[Data listing]
------

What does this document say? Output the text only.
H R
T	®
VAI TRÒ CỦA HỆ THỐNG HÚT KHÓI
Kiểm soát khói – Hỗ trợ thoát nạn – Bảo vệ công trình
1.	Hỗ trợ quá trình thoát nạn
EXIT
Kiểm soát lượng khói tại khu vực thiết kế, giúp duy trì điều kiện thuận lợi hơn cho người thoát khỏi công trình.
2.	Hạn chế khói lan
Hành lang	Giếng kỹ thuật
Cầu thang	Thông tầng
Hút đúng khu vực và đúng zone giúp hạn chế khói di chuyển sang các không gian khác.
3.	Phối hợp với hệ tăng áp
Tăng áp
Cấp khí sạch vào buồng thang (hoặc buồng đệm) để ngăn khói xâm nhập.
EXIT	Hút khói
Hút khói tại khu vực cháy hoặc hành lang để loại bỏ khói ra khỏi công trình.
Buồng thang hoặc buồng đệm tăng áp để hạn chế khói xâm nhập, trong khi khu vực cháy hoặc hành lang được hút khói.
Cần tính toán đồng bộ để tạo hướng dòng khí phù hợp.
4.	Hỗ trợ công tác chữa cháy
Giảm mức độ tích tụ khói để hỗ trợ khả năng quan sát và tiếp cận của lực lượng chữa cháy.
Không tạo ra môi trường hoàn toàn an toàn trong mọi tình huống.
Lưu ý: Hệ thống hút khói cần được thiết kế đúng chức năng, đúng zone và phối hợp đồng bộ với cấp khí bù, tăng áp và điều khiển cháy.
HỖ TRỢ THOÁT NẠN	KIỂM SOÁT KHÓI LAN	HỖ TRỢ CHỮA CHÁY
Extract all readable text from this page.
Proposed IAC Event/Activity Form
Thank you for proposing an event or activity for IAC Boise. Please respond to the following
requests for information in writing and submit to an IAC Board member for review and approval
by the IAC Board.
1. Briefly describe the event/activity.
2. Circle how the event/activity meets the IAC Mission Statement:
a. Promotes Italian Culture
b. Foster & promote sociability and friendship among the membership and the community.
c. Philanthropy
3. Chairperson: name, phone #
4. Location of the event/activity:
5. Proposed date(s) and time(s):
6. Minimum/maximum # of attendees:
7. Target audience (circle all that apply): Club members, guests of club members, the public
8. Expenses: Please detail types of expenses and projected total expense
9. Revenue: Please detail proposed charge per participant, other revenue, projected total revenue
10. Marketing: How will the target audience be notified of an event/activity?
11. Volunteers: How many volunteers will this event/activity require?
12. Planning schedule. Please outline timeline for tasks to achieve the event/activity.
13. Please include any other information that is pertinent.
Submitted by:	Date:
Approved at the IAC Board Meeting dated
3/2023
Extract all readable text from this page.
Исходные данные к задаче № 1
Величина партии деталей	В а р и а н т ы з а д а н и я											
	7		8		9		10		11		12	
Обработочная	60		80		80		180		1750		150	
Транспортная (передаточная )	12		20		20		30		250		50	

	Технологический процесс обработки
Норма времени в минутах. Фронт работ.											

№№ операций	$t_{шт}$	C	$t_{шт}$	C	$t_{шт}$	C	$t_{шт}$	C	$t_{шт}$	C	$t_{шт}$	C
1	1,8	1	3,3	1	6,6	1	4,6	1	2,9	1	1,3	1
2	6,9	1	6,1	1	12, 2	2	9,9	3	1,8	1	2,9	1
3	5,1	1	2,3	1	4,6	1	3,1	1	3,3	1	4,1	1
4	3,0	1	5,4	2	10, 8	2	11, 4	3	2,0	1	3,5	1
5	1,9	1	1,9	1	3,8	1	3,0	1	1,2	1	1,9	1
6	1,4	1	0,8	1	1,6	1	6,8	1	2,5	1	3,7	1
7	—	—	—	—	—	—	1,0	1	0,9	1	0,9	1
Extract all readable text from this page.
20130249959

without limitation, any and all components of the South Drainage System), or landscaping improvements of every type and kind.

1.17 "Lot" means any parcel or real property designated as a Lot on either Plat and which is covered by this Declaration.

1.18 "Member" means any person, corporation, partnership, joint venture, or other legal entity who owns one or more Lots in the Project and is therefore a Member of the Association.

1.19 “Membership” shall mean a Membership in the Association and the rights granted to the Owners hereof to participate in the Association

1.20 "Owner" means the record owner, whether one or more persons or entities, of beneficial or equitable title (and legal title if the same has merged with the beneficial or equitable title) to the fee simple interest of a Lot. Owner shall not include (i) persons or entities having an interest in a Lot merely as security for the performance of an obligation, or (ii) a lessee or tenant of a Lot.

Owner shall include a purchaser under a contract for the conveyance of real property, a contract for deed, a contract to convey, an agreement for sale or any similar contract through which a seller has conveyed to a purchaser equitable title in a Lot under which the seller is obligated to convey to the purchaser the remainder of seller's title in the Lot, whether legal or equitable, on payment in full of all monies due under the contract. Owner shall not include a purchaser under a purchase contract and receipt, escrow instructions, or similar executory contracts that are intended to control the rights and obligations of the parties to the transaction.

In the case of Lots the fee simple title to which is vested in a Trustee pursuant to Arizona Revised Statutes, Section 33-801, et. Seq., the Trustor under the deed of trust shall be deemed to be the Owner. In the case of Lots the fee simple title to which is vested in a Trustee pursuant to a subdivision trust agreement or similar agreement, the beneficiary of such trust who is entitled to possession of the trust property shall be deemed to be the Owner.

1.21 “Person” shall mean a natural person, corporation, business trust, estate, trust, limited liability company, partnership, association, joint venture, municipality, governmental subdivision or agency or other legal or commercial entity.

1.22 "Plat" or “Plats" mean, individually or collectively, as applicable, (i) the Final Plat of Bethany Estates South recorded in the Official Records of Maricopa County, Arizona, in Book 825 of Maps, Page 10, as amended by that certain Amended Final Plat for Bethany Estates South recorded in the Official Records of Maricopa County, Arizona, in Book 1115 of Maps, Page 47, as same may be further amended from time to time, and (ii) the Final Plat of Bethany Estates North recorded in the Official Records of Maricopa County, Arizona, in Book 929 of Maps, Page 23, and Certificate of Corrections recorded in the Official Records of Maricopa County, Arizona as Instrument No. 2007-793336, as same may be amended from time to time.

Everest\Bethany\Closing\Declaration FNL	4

------

→ **WORK REQUIRED**: Scan the data for the word "thang" and copy every line where it shows up.

→ **WRITTEN SOLUTION**:
Cầu thang	Thông tầng
Cấp khí sạch vào buồng thang (hoặc buồng đệm) để ngăn khói xâm nhập.
Buồng thang hoặc buồng đệm tăng áp để hạn chế khói xâm nhập, trong khi khu vực cháy hoặc hành lang được hút khói.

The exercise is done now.